*REQUIRED WORK:* Search the data below for the word "evapotranspiración" and copy each line that holds it.

*MATERIAL FOR THIS TASK:*
------------

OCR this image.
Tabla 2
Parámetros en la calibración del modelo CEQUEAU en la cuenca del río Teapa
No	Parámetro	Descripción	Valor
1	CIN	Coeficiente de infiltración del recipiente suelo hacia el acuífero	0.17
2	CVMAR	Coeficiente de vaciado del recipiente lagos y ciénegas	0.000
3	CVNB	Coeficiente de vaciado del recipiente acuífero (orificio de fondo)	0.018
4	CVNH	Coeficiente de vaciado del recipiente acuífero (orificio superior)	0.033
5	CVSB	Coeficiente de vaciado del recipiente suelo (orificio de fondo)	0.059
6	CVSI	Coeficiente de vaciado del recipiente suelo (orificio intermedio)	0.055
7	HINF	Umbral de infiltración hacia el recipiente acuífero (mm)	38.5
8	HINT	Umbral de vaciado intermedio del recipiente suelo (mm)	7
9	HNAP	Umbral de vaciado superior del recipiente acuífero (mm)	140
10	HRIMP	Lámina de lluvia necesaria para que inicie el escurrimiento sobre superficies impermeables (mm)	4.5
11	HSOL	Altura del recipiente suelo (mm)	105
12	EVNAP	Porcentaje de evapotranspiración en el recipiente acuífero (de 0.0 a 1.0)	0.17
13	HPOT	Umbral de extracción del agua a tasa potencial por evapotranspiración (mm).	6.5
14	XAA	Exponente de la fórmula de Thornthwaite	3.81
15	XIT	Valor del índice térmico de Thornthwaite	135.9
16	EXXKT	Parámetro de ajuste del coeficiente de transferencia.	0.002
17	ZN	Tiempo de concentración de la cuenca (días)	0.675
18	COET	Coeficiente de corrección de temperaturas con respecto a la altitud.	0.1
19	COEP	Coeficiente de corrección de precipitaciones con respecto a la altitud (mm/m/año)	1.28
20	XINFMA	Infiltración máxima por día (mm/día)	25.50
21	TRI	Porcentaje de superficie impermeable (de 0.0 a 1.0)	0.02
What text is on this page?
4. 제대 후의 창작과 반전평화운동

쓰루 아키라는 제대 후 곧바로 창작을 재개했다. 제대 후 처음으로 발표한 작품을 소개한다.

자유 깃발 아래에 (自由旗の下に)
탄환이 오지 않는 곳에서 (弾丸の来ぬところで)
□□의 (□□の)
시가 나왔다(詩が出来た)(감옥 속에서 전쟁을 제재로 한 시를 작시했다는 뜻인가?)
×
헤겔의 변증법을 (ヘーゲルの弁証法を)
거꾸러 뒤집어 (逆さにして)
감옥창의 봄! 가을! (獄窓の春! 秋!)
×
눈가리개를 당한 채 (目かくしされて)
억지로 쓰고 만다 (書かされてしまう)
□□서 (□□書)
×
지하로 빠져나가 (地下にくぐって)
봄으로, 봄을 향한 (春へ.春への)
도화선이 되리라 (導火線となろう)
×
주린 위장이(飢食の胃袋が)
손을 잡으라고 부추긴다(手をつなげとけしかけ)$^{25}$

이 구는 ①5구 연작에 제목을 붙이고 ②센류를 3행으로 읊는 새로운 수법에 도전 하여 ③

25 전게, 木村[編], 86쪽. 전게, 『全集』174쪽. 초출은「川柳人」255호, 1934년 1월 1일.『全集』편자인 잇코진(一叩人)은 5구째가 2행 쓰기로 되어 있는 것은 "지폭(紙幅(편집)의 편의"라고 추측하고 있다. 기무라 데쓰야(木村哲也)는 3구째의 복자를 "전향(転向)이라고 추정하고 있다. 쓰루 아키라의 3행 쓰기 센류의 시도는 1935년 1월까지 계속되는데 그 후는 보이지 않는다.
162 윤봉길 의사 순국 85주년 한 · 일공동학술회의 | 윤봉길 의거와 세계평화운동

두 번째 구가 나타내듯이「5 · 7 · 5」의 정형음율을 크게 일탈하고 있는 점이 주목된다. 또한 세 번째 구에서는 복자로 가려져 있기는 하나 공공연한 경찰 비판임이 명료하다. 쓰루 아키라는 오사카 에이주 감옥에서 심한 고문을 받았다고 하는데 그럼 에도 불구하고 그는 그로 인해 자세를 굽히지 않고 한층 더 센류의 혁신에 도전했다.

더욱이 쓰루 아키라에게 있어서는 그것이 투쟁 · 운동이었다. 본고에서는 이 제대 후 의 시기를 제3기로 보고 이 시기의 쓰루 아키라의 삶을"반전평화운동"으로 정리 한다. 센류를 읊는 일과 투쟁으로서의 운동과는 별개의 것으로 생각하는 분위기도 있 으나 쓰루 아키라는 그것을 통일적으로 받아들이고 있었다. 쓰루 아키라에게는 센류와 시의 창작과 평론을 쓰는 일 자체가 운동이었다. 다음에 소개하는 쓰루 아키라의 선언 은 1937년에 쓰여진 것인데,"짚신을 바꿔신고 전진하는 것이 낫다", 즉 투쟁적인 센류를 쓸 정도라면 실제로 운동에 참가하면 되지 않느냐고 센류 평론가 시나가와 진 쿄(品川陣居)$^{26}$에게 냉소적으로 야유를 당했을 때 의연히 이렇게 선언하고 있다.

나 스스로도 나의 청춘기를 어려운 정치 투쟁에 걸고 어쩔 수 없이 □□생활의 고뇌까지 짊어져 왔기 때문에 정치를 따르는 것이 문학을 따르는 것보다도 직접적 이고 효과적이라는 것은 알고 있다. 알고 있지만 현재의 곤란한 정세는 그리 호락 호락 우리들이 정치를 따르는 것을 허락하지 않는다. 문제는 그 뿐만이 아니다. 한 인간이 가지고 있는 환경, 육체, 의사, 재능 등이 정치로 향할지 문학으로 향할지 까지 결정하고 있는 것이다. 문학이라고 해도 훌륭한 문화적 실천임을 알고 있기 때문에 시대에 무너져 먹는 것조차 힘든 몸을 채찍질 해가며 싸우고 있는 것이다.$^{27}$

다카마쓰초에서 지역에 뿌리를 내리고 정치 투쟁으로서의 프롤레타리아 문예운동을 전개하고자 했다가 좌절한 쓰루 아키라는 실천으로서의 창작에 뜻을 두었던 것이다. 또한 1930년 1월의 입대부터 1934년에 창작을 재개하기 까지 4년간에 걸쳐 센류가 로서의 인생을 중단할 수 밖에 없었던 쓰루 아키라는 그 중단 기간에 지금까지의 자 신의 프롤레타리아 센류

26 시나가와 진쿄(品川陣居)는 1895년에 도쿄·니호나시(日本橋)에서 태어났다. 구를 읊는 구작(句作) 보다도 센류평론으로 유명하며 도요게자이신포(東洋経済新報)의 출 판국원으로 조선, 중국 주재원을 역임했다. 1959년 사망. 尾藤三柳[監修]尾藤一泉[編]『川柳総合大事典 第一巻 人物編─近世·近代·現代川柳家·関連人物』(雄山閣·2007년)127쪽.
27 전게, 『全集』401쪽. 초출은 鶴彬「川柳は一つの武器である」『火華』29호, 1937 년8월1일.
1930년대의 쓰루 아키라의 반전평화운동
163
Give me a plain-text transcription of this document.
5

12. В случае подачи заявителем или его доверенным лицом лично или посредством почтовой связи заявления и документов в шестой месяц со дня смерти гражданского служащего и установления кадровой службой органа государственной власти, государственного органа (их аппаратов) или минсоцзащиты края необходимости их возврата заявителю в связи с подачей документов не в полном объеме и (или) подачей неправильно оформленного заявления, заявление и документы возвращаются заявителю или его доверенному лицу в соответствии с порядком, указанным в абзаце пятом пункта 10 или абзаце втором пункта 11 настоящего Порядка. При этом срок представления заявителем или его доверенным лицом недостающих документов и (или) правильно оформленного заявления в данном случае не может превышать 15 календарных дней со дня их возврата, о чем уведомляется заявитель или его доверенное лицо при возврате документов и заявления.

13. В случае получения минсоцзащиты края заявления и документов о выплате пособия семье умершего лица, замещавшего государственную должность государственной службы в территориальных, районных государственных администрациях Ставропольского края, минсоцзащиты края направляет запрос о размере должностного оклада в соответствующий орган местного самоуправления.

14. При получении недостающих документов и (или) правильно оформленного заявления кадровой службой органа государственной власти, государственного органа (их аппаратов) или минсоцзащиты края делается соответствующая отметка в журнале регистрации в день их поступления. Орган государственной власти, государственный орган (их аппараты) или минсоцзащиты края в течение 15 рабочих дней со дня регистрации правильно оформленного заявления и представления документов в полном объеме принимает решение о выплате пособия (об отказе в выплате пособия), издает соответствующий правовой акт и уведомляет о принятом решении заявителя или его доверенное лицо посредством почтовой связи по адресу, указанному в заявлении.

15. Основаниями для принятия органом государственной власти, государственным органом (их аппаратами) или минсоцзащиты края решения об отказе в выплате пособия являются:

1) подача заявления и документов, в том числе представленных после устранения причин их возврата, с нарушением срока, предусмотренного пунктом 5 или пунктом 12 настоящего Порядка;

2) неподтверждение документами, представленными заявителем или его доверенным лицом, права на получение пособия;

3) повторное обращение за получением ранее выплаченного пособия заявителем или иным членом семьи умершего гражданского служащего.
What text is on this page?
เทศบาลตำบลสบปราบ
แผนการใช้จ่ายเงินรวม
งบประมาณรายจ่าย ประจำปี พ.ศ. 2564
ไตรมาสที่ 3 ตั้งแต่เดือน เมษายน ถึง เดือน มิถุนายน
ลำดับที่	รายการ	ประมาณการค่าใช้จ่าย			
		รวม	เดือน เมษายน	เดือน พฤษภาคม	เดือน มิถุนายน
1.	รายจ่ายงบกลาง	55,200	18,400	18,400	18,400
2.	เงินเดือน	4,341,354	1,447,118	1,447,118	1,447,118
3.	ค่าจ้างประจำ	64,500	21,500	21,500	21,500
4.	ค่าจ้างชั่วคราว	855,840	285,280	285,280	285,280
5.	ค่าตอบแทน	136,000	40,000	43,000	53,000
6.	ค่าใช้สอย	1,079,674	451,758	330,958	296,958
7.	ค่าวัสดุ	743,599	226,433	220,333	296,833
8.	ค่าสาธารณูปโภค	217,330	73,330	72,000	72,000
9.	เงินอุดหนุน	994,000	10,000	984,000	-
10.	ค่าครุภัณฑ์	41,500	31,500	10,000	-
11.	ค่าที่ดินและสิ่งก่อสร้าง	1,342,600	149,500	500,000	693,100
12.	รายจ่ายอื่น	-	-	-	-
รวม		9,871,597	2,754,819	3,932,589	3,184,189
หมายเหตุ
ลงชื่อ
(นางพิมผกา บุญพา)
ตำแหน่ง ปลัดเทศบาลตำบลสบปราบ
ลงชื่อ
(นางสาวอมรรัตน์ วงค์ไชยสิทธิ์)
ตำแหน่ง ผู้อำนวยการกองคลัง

------------

*THE RESULT:*
12	EVNAP	Porcentaje de evapotranspiración en el recipiente acuífero (de 0.0 a 1.0)	0.17
13	HPOT	Umbral de extracción del agua a tasa potencial por evapotranspiración (mm).	6.5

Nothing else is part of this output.